* **Written request**: Copy each line of the material below that includes the string "text".

* **Data lines**:

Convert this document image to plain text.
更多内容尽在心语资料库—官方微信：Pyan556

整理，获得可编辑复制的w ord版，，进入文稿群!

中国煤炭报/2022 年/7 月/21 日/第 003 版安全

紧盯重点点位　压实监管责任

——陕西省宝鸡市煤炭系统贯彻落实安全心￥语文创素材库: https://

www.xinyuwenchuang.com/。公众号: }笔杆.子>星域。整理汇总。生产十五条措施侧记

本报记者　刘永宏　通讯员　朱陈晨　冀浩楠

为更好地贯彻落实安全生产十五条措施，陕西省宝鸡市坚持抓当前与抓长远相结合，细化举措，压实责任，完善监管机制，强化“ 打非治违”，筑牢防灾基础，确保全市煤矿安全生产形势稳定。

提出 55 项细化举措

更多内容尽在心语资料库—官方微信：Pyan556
* * *
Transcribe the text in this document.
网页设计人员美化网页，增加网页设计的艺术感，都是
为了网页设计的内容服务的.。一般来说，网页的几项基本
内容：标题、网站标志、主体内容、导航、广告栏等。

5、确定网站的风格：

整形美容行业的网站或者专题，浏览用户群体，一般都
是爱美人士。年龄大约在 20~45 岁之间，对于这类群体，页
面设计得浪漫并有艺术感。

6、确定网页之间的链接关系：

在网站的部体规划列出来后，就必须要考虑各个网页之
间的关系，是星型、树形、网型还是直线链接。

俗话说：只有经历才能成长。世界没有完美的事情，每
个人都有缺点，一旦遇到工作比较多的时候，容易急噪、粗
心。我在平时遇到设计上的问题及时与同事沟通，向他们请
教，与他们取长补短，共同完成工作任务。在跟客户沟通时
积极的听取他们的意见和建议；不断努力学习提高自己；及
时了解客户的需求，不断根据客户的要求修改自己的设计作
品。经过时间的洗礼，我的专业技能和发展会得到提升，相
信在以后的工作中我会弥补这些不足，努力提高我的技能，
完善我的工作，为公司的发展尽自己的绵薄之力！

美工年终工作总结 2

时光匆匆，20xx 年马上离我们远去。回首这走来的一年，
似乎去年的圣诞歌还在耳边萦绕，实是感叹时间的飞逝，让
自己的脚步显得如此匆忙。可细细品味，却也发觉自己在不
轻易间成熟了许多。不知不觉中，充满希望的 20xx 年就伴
--
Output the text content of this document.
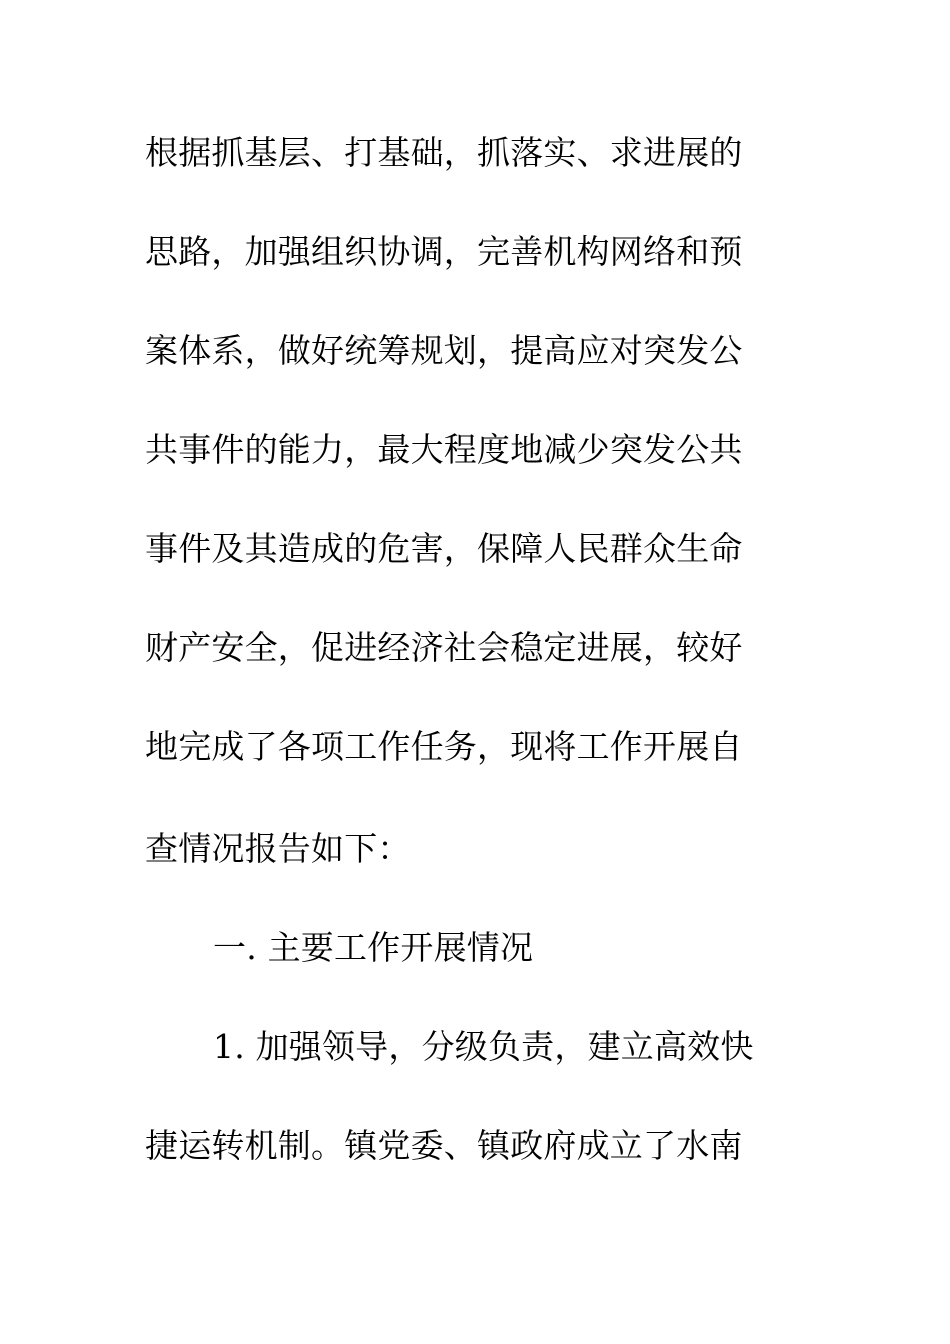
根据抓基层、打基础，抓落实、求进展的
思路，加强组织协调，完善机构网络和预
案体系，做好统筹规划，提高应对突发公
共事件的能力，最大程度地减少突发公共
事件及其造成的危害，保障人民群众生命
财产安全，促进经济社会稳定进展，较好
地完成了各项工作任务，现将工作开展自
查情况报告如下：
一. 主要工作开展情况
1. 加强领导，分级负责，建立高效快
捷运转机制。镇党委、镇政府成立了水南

* **Solution to this exercise**:
Convert this document image to plain text.
Transcribe the text in this document.
Output the text content of this document.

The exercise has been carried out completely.